◆ Directions for this task ◆
Among the lines listed below, count those that include the string "nValue", and state only the count.

◆ Material provided ◆
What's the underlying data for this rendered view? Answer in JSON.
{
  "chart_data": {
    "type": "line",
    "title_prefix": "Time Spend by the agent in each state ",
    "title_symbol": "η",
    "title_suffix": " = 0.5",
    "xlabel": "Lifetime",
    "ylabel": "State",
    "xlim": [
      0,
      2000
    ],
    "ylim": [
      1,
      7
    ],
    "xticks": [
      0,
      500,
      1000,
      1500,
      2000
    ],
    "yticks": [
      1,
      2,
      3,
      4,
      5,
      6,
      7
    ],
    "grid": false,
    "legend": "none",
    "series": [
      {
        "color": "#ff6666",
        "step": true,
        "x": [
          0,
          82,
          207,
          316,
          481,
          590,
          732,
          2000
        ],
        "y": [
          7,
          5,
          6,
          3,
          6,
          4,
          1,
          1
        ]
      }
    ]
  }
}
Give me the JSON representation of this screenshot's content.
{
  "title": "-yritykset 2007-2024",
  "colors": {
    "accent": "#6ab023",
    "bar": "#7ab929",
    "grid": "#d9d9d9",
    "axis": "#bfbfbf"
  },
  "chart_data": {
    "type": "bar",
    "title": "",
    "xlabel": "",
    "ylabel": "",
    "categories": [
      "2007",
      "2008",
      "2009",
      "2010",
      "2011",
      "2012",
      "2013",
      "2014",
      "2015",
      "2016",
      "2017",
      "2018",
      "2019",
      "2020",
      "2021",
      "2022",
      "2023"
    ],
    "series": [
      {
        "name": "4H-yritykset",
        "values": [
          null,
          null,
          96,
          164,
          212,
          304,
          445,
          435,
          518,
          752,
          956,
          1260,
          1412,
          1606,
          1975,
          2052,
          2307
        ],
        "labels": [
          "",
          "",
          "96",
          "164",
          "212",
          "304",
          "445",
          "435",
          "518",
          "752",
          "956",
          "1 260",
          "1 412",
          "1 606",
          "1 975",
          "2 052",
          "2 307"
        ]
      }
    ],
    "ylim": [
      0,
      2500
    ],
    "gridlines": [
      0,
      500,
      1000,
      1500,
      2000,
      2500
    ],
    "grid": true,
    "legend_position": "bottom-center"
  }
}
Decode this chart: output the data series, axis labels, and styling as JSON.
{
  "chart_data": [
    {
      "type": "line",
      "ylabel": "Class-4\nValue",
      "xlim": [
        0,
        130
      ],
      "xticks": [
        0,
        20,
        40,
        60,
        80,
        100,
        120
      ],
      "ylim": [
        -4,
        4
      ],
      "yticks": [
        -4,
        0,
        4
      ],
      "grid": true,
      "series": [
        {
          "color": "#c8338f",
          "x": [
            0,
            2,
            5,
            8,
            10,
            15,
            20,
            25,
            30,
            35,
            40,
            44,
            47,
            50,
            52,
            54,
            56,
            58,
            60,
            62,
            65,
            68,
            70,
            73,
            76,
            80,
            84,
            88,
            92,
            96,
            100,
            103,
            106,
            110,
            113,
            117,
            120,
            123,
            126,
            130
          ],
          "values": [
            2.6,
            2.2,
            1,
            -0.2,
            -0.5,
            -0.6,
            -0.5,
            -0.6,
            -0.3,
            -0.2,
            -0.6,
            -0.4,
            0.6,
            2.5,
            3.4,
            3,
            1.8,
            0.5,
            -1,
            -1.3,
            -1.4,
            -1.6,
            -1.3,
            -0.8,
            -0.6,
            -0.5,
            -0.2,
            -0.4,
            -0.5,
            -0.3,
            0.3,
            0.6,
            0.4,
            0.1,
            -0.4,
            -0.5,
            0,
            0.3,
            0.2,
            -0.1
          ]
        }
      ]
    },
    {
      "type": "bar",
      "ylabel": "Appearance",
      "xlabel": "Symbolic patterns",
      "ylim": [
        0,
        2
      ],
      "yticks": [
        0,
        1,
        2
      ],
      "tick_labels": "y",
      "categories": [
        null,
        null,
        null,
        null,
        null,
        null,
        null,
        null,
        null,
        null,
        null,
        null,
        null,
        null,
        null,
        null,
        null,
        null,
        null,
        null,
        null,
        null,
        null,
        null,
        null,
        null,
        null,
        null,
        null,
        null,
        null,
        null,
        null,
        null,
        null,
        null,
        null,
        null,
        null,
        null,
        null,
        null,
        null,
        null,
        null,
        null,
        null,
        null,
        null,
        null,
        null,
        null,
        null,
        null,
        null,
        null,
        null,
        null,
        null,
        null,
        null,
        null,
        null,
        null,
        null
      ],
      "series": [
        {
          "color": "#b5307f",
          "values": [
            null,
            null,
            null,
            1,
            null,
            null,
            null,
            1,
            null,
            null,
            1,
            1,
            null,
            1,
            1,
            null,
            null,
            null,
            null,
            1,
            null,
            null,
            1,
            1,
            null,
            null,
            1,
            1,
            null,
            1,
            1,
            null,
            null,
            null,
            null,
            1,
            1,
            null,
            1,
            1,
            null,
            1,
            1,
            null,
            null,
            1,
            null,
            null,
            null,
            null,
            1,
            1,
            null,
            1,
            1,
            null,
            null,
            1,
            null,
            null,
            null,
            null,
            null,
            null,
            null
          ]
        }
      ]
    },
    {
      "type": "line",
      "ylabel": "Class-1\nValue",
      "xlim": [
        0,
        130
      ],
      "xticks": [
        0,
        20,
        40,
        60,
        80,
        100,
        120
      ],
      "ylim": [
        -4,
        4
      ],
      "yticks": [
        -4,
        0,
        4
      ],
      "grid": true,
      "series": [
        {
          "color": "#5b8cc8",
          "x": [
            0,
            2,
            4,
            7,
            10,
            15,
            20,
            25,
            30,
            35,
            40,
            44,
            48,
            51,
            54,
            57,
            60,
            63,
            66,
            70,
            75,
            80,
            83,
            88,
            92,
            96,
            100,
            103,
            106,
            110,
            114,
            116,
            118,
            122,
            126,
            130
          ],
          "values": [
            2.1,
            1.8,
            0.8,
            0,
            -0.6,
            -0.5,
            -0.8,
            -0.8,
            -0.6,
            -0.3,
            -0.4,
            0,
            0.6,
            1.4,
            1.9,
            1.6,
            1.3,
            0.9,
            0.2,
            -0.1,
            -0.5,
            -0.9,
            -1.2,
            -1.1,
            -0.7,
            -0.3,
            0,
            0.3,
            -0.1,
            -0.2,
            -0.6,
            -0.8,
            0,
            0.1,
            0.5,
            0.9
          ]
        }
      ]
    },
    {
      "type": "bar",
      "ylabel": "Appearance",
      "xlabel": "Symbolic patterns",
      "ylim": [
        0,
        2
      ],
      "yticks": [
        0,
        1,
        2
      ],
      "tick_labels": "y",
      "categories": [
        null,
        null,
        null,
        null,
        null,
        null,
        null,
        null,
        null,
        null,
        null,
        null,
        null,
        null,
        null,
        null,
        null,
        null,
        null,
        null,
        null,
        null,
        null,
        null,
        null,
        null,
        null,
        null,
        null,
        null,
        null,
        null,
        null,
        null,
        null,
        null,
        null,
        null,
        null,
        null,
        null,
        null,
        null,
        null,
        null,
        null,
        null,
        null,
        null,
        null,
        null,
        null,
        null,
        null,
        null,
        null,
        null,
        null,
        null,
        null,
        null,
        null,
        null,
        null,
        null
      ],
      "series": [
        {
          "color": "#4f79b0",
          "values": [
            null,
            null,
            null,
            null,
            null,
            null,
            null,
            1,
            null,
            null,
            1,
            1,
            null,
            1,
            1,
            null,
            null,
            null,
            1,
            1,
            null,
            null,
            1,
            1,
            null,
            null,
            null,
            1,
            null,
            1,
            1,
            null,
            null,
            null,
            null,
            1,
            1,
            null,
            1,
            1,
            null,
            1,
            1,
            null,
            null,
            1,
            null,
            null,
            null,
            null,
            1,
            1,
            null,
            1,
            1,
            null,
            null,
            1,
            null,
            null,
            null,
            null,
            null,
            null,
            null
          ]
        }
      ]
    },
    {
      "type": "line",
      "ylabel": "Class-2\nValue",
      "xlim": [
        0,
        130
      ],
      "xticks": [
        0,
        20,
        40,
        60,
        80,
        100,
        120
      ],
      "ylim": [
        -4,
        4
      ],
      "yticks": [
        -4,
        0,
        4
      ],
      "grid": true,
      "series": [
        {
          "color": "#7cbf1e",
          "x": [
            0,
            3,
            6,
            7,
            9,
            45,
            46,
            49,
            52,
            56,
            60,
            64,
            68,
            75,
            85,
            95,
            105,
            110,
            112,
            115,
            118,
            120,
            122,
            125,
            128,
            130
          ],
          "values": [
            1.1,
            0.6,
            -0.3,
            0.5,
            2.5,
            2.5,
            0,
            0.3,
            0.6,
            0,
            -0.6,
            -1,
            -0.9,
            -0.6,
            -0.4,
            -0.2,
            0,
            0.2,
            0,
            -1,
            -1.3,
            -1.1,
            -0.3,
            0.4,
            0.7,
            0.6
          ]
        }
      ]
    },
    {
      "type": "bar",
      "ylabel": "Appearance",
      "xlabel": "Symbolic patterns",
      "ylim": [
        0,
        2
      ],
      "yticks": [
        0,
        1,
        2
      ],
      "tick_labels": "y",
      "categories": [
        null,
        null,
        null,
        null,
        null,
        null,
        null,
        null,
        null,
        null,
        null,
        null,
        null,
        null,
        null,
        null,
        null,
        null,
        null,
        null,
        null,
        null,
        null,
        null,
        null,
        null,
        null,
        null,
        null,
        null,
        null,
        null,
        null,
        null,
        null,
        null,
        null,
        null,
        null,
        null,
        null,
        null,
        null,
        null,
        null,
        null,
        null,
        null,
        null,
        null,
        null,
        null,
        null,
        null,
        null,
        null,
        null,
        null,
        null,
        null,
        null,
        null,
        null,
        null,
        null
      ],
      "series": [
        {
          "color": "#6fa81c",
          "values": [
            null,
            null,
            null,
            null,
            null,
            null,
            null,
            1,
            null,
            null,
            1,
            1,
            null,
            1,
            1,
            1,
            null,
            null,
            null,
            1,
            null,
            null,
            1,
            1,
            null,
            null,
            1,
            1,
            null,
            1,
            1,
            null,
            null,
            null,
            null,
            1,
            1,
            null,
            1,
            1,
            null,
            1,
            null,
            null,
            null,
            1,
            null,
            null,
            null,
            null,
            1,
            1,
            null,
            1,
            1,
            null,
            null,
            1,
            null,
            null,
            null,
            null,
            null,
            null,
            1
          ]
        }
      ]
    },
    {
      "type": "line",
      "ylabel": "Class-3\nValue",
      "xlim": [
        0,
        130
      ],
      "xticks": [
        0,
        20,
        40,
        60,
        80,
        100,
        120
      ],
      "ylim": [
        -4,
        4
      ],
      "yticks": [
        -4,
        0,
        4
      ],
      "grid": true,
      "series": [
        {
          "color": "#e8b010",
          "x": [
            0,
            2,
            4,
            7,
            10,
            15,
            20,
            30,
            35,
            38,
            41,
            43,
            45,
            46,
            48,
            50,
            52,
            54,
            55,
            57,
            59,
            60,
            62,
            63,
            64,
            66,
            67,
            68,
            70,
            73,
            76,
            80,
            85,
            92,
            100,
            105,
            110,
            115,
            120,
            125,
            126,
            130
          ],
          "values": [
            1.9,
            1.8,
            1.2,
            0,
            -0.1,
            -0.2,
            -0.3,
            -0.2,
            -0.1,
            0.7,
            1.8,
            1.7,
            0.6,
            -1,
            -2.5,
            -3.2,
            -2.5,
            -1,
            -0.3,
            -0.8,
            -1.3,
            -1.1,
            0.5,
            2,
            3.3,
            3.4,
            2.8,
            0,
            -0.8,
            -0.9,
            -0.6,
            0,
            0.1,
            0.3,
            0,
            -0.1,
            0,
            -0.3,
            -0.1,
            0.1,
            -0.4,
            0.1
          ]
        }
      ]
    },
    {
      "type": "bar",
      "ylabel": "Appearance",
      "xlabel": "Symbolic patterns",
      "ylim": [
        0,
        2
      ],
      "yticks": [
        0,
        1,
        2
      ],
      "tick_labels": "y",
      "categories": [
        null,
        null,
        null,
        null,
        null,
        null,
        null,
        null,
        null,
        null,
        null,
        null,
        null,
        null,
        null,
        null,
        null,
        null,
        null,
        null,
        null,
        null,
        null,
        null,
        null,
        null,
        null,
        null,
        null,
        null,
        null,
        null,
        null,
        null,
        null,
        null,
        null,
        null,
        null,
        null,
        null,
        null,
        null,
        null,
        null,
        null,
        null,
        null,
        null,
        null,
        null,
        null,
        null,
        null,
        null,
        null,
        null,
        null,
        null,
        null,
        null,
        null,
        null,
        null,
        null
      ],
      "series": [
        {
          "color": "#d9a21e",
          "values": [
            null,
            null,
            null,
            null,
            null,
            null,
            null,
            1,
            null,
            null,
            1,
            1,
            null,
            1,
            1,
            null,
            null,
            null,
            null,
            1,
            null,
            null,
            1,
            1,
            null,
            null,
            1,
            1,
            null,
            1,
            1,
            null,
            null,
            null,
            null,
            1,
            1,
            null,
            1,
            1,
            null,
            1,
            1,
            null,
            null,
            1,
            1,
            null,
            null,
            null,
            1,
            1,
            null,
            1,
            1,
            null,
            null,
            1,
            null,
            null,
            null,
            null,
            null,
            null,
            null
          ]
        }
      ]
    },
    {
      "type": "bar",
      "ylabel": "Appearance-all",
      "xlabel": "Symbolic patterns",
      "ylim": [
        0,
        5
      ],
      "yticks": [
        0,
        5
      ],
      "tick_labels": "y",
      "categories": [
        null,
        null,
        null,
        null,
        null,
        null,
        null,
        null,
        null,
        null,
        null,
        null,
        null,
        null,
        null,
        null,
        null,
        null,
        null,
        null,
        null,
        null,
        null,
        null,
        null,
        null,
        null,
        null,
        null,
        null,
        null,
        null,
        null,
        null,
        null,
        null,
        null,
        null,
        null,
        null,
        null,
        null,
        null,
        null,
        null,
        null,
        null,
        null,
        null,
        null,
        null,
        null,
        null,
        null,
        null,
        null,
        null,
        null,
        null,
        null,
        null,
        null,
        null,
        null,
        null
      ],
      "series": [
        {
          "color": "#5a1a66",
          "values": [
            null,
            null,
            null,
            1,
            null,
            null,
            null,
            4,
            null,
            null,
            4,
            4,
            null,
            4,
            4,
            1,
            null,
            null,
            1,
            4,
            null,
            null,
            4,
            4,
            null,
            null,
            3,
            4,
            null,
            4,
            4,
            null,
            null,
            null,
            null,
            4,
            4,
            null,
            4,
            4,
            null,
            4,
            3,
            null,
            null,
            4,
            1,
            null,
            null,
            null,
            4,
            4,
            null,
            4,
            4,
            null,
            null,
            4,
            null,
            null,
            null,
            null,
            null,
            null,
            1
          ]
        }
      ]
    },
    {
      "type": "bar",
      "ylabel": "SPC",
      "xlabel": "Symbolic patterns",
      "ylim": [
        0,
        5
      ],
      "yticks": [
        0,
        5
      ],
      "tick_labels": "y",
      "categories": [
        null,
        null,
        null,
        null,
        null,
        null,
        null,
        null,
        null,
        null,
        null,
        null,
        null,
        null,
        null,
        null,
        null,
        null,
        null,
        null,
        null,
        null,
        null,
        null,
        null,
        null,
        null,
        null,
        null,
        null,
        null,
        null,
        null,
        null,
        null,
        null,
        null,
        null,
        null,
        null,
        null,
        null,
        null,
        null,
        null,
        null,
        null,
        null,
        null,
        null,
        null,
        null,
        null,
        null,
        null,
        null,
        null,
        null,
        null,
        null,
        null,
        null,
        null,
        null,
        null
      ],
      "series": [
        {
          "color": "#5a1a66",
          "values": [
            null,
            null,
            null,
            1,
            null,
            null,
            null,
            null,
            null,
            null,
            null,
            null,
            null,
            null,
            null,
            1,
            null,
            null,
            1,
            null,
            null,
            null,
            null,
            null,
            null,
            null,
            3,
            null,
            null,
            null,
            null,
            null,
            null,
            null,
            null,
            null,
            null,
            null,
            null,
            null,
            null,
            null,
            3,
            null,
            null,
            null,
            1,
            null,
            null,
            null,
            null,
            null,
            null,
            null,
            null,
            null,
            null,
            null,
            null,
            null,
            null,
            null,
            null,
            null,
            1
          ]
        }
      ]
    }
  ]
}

◆ Task output ◆
4